Problem set:
1 – According to the review comment, which part of the manuscript should be removed?
2 – Update the region boundary entries so that "UI component" becomes "interface item", with everything else left unchanged.

Document:
------------
That said, there are several significant problems here. First, the ms is oddly structured. It essentially has three parts: (i) a description of the dataset; (ii) data summaries and comparison with ancillary data (in particular, incubation temperatures compared with the mean annual temperature of sampling location); and, very unexpectedly, (iii) an extended summary of earth system model approaches to decomposition and simple modeling exercise involving the dataset. From https://www.earth-system-science-data.net/about/aims_and_scope.html, the scope of ESSD is “Articles in the data section may pertain to the planning, instrumentation, and execution of experiments or collection of data. Any interpretation of data is outside the scope of regular articles.” Based on this, I think that (iii) above is clearly out of scope; it’s extremely odd to find this ESM algorithm analysis in an ESSD ms, and it should be removed. Even (ii) strikes me as marginal in terms of scope—it’s analysis, not data description!
------------
Region boundary data:
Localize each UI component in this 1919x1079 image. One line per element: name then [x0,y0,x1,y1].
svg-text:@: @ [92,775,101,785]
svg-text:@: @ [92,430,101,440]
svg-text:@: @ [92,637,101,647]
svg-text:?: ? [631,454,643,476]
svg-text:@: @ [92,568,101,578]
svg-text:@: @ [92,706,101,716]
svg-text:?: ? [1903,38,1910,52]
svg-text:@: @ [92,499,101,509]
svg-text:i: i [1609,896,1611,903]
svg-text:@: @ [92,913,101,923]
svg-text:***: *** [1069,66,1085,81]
------------
Worked solutions:
1 – Part (iii), the extended summary of earth system model approaches to decomposition and the simple modeling exercise involving the dataset.

2 –
Localize each interface item in this 1919x1079 image. One line per element: name then [x0,y0,x1,y1].
svg-text:@: @ [92,775,101,785]
svg-text:@: @ [92,430,101,440]
svg-text:@: @ [92,637,101,647]
svg-text:?: ? [631,454,643,476]
svg-text:@: @ [92,568,101,578]
svg-text:@: @ [92,706,101,716]
svg-text:?: ? [1903,38,1910,52]
svg-text:@: @ [92,499,101,509]
svg-text:i: i [1609,896,1611,903]
svg-text:@: @ [92,913,101,923]
svg-text:***: *** [1069,66,1085,81]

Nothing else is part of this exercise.